Objective
Reproduce each of the lines word for word.

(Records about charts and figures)
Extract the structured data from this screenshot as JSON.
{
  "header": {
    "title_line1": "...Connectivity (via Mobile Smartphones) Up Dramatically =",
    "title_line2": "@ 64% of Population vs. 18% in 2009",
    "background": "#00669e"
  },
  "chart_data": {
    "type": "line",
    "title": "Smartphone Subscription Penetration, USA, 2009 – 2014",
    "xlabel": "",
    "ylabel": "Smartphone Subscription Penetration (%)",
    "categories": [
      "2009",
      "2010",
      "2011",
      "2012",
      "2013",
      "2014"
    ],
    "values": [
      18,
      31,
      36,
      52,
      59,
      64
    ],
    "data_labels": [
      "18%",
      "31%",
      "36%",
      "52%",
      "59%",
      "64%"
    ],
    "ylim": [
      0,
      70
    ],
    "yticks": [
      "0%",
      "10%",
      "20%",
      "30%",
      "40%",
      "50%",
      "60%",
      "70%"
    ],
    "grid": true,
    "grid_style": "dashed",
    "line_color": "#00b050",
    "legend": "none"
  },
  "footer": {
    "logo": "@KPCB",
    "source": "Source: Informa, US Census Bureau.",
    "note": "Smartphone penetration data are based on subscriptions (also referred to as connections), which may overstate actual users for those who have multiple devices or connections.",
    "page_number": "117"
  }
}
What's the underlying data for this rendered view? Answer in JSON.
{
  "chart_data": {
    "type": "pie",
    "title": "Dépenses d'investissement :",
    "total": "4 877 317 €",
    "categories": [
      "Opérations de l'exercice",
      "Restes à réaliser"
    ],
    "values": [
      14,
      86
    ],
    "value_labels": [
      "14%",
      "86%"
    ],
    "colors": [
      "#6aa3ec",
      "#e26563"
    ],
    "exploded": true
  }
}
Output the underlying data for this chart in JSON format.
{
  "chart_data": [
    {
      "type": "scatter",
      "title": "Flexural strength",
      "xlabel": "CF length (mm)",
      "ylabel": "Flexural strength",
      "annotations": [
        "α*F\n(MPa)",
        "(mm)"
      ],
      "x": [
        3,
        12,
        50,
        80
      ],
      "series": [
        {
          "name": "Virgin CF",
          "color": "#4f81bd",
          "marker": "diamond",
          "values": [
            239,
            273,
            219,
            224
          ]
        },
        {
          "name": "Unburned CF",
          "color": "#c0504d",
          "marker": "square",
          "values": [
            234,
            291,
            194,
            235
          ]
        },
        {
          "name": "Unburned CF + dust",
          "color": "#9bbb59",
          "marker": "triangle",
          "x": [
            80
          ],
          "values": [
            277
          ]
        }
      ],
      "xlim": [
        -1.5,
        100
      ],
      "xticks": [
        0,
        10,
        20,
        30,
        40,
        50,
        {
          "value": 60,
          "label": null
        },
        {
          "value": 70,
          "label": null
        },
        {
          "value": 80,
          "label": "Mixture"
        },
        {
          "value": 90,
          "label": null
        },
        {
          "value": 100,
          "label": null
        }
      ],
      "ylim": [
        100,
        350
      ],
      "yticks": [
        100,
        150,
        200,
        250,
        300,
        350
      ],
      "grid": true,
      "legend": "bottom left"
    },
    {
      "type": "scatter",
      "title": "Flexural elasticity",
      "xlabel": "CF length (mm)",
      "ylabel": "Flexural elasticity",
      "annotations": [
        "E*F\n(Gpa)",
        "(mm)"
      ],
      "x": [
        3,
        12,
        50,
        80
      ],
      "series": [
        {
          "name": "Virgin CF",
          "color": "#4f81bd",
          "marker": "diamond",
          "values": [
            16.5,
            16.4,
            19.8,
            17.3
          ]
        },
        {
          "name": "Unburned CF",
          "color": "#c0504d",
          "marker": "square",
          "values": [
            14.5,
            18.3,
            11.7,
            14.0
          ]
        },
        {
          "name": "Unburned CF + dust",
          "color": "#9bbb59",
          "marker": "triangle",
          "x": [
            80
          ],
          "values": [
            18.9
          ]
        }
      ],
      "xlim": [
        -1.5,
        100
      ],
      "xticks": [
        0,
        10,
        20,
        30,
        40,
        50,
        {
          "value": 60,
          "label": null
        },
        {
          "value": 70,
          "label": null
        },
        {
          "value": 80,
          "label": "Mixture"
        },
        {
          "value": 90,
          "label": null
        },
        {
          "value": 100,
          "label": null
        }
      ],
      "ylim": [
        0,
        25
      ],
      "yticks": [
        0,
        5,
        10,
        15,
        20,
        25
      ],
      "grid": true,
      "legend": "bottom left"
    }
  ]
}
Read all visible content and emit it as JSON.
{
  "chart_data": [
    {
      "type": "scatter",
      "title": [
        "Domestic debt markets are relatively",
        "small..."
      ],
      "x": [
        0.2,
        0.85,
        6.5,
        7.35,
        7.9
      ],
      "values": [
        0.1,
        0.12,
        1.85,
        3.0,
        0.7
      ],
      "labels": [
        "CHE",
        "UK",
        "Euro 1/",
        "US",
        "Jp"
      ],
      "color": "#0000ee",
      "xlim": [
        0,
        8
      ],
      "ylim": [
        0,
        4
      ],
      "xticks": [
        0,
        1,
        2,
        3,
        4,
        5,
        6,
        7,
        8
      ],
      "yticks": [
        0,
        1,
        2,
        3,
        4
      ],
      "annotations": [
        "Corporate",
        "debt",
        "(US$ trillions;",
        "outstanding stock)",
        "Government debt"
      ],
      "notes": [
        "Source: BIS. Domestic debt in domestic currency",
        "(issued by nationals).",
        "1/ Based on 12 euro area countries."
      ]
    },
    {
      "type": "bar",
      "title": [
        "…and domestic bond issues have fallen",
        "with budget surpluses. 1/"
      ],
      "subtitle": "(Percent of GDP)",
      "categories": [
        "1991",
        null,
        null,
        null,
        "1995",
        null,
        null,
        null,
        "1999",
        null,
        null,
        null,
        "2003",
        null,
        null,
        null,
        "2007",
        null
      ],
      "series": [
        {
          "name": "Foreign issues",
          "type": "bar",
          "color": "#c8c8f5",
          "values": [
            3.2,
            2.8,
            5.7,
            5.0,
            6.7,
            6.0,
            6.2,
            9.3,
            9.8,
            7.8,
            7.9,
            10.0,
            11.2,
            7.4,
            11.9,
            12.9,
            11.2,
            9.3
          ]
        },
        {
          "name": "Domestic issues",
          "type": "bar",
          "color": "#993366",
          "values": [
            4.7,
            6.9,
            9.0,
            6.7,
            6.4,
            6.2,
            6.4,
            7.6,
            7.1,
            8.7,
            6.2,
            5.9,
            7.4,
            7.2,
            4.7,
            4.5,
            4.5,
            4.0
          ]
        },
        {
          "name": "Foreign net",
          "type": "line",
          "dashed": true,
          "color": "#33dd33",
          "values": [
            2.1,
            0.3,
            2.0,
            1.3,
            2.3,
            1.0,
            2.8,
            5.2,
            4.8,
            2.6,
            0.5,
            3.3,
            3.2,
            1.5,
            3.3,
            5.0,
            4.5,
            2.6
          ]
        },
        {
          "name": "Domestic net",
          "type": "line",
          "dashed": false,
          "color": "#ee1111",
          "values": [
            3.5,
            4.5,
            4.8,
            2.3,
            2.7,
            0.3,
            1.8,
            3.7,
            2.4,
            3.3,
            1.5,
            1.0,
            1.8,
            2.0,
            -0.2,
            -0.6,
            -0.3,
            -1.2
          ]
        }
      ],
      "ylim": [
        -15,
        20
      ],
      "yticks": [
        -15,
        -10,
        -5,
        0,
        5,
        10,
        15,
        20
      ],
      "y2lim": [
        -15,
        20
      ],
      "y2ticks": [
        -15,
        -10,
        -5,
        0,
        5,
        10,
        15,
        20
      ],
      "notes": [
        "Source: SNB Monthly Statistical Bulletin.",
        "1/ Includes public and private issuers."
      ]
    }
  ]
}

Answer to this task
Extract the structured data from this screenshot as JSON.
{
  "header": {
    "title_line1": "...Connectivity (via Mobile Smartphones) Up Dramatically =",
    "title_line2": "@ 64% of Population vs. 18% in 2009",
    "background": "#00669e"
  },
  "chart_data": {
    "type": "line",
    "title": "Smartphone Subscription Penetration, USA, 2009 – 2014",
    "xlabel": "",
    "ylabel": "Smartphone Subscription Penetration (%)",
    "categories": [
      "2009",
      "2010",
      "2011",
      "2012",
      "2013",
      "2014"
    ],
    "values": [
      18,
      31,
      36,
      52,
      59,
      64
    ],
    "data_labels": [
      "18%",
      "31%",
      "36%",
      "52%",
      "59%",
      "64%"
    ],
    "ylim": [
      0,
      70
    ],
    "yticks": [
      "0%",
      "10%",
      "20%",
      "30%",
      "40%",
      "50%",
      "60%",
      "70%"
    ],
    "grid": true,
    "grid_style": "dashed",
    "line_color": "#00b050",
    "legend": "none"
  },
  "footer": {
    "logo": "@KPCB",
    "source": "Source: Informa, US Census Bureau.",
    "note": "Smartphone penetration data are based on subscriptions (also referred to as connections), which may overstate actual users for those who have multiple devices or connections.",
    "page_number": "117"
  }
}
What's the underlying data for this rendered view? Answer in JSON.
{
  "chart_data": {
    "type": "pie",
    "title": "Dépenses d'investissement :",
    "total": "4 877 317 €",
    "categories": [
      "Opérations de l'exercice",
      "Restes à réaliser"
    ],
    "values": [
      14,
      86
    ],
    "value_labels": [
      "14%",
      "86%"
    ],
    "colors": [
      "#6aa3ec",
      "#e26563"
    ],
    "exploded": true
  }
}
Output the underlying data for this chart in JSON format.
{
  "chart_data": [
    {
      "type": "scatter",
      "title": "Flexural strength",
      "xlabel": "CF length (mm)",
      "ylabel": "Flexural strength",
      "annotations": [
        "α*F\n(MPa)",
        "(mm)"
      ],
      "x": [
        3,
        12,
        50,
        80
      ],
      "series": [
        {
          "name": "Virgin CF",
          "color": "#4f81bd",
          "marker": "diamond",
          "values": [
            239,
            273,
            219,
            224
          ]
        },
        {
          "name": "Unburned CF",
          "color": "#c0504d",
          "marker": "square",
          "values": [
            234,
            291,
            194,
            235
          ]
        },
        {
          "name": "Unburned CF + dust",
          "color": "#9bbb59",
          "marker": "triangle",
          "x": [
            80
          ],
          "values": [
            277
          ]
        }
      ],
      "xlim": [
        -1.5,
        100
      ],
      "xticks": [
        0,
        10,
        20,
        30,
        40,
        50,
        {
          "value": 60,
          "label": null
        },
        {
          "value": 70,
          "label": null
        },
        {
          "value": 80,
          "label": "Mixture"
        },
        {
          "value": 90,
          "label": null
        },
        {
          "value": 100,
          "label": null
        }
      ],
      "ylim": [
        100,
        350
      ],
      "yticks": [
        100,
        150,
        200,
        250,
        300,
        350
      ],
      "grid": true,
      "legend": "bottom left"
    },
    {
      "type": "scatter",
      "title": "Flexural elasticity",
      "xlabel": "CF length (mm)",
      "ylabel": "Flexural elasticity",
      "annotations": [
        "E*F\n(Gpa)",
        "(mm)"
      ],
      "x": [
        3,
        12,
        50,
        80
      ],
      "series": [
        {
          "name": "Virgin CF",
          "color": "#4f81bd",
          "marker": "diamond",
          "values": [
            16.5,
            16.4,
            19.8,
            17.3
          ]
        },
        {
          "name": "Unburned CF",
          "color": "#c0504d",
          "marker": "square",
          "values": [
            14.5,
            18.3,
            11.7,
            14.0
          ]
        },
        {
          "name": "Unburned CF + dust",
          "color": "#9bbb59",
          "marker": "triangle",
          "x": [
            80
          ],
          "values": [
            18.9
          ]
        }
      ],
      "xlim": [
        -1.5,
        100
      ],
      "xticks": [
        0,
        10,
        20,
        30,
        40,
        50,
        {
          "value": 60,
          "label": null
        },
        {
          "value": 70,
          "label": null
        },
        {
          "value": 80,
          "label": "Mixture"
        },
        {
          "value": 90,
          "label": null
        },
        {
          "value": 100,
          "label": null
        }
      ],
      "ylim": [
        0,
        25
      ],
      "yticks": [
        0,
        5,
        10,
        15,
        20,
        25
      ],
      "grid": true,
      "legend": "bottom left"
    }
  ]
}
Read all visible content and emit it as JSON.
{
  "chart_data": [
    {
      "type": "scatter",
      "title": [
        "Domestic debt markets are relatively",
        "small..."
      ],
      "x": [
        0.2,
        0.85,
        6.5,
        7.35,
        7.9
      ],
      "values": [
        0.1,
        0.12,
        1.85,
        3.0,
        0.7
      ],
      "labels": [
        "CHE",
        "UK",
        "Euro 1/",
        "US",
        "Jp"
      ],
      "color": "#0000ee",
      "xlim": [
        0,
        8
      ],
      "ylim": [
        0,
        4
      ],
      "xticks": [
        0,
        1,
        2,
        3,
        4,
        5,
        6,
        7,
        8
      ],
      "yticks": [
        0,
        1,
        2,
        3,
        4
      ],
      "annotations": [
        "Corporate",
        "debt",
        "(US$ trillions;",
        "outstanding stock)",
        "Government debt"
      ],
      "notes": [
        "Source: BIS. Domestic debt in domestic currency",
        "(issued by nationals).",
        "1/ Based on 12 euro area countries."
      ]
    },
    {
      "type": "bar",
      "title": [
        "…and domestic bond issues have fallen",
        "with budget surpluses. 1/"
      ],
      "subtitle": "(Percent of GDP)",
      "categories": [
        "1991",
        null,
        null,
        null,
        "1995",
        null,
        null,
        null,
        "1999",
        null,
        null,
        null,
        "2003",
        null,
        null,
        null,
        "2007",
        null
      ],
      "series": [
        {
          "name": "Foreign issues",
          "type": "bar",
          "color": "#c8c8f5",
          "values": [
            3.2,
            2.8,
            5.7,
            5.0,
            6.7,
            6.0,
            6.2,
            9.3,
            9.8,
            7.8,
            7.9,
            10.0,
            11.2,
            7.4,
            11.9,
            12.9,
            11.2,
            9.3
          ]
        },
        {
          "name": "Domestic issues",
          "type": "bar",
          "color": "#993366",
          "values": [
            4.7,
            6.9,
            9.0,
            6.7,
            6.4,
            6.2,
            6.4,
            7.6,
            7.1,
            8.7,
            6.2,
            5.9,
            7.4,
            7.2,
            4.7,
            4.5,
            4.5,
            4.0
          ]
        },
        {
          "name": "Foreign net",
          "type": "line",
          "dashed": true,
          "color": "#33dd33",
          "values": [
            2.1,
            0.3,
            2.0,
            1.3,
            2.3,
            1.0,
            2.8,
            5.2,
            4.8,
            2.6,
            0.5,
            3.3,
            3.2,
            1.5,
            3.3,
            5.0,
            4.5,
            2.6
          ]
        },
        {
          "name": "Domestic net",
          "type": "line",
          "dashed": false,
          "color": "#ee1111",
          "values": [
            3.5,
            4.5,
            4.8,
            2.3,
            2.7,
            0.3,
            1.8,
            3.7,
            2.4,
            3.3,
            1.5,
            1.0,
            1.8,
            2.0,
            -0.2,
            -0.6,
            -0.3,
            -1.2
          ]
        }
      ],
      "ylim": [
        -15,
        20
      ],
      "yticks": [
        -15,
        -10,
        -5,
        0,
        5,
        10,
        15,
        20
      ],
      "y2lim": [
        -15,
        20
      ],
      "y2ticks": [
        -15,
        -10,
        -5,
        0,
        5,
        10,
        15,
        20
      ],
      "notes": [
        "Source: SNB Monthly Statistical Bulletin.",
        "1/ Includes public and private issuers."
      ]
    }
  ]
}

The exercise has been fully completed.